Return all lines that include the string "image".
↓
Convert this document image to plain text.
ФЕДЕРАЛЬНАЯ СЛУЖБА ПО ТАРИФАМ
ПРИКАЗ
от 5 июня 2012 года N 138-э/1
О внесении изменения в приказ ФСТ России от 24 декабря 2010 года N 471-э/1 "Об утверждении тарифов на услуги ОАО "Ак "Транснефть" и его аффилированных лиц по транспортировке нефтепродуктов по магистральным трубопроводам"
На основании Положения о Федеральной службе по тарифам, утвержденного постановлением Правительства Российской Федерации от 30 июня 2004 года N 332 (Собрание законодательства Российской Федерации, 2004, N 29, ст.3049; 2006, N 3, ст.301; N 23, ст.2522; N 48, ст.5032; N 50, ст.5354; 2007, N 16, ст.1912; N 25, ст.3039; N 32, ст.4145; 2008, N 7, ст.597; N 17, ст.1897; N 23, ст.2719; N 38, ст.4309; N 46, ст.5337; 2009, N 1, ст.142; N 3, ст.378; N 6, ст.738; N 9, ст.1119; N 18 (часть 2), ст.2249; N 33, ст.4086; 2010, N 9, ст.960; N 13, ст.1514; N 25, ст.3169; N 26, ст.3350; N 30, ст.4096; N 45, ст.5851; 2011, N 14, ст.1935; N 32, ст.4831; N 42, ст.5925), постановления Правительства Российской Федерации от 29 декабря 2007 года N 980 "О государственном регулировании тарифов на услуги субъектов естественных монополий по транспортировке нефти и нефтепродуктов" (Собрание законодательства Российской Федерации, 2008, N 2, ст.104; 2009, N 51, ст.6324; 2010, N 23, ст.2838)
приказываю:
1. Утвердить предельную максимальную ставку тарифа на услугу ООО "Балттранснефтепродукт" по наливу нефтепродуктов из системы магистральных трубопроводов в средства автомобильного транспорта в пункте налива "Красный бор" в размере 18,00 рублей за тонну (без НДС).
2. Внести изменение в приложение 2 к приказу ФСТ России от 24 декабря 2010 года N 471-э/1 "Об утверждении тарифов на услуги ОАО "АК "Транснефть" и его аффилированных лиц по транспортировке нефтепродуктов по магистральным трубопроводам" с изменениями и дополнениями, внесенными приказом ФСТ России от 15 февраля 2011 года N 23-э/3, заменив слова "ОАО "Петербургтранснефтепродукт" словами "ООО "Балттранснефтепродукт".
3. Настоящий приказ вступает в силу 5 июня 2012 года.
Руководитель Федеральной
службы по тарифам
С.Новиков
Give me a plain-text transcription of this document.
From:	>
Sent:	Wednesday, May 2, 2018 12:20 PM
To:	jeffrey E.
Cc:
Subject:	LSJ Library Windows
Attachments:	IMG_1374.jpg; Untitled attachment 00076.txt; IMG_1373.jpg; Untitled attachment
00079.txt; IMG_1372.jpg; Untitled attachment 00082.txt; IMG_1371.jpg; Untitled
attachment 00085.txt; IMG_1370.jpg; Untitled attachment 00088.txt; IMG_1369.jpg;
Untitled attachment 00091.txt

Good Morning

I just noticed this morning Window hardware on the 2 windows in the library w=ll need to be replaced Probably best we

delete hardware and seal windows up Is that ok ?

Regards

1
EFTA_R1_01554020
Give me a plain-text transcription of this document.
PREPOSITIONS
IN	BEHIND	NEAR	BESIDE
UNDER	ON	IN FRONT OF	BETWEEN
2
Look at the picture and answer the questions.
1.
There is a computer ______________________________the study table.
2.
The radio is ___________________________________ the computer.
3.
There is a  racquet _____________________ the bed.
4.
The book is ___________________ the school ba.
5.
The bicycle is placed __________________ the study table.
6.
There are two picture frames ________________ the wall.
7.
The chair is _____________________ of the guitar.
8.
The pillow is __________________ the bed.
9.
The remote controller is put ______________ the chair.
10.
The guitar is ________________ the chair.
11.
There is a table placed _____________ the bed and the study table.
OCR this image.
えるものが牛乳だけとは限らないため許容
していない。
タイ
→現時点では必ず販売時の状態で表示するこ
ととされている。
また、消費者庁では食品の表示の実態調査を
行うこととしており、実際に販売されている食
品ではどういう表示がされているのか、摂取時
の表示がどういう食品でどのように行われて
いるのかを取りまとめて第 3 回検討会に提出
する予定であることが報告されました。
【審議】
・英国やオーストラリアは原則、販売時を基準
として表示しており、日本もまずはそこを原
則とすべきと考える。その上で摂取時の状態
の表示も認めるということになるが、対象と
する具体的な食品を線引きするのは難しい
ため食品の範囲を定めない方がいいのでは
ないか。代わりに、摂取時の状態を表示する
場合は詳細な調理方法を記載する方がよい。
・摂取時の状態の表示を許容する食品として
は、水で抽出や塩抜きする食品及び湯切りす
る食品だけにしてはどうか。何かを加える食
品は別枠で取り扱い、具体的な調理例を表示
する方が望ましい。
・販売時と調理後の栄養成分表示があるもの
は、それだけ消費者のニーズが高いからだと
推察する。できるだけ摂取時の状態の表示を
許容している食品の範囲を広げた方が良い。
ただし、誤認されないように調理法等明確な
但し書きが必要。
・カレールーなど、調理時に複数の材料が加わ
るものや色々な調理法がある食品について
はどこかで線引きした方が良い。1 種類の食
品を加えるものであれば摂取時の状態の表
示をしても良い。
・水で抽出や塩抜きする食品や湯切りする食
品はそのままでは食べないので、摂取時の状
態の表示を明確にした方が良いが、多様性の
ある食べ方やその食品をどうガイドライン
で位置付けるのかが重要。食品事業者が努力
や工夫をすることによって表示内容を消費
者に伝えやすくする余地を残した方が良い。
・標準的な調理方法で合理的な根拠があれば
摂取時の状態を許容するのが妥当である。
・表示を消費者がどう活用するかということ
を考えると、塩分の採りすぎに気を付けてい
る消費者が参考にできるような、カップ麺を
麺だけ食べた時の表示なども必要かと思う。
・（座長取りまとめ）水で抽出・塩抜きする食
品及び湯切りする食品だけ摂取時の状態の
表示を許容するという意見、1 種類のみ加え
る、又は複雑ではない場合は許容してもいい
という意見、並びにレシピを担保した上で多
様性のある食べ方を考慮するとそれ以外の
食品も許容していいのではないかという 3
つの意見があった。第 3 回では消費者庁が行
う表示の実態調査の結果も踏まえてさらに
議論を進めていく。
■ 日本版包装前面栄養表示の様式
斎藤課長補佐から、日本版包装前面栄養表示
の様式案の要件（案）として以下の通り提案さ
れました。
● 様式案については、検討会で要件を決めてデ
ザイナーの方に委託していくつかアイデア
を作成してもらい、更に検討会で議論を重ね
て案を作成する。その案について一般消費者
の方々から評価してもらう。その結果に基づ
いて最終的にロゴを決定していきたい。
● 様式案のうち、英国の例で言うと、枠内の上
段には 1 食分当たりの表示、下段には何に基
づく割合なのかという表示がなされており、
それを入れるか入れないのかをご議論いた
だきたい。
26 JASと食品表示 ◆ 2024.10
↑
Task response
Convert this document image to plain text.
OCR this image.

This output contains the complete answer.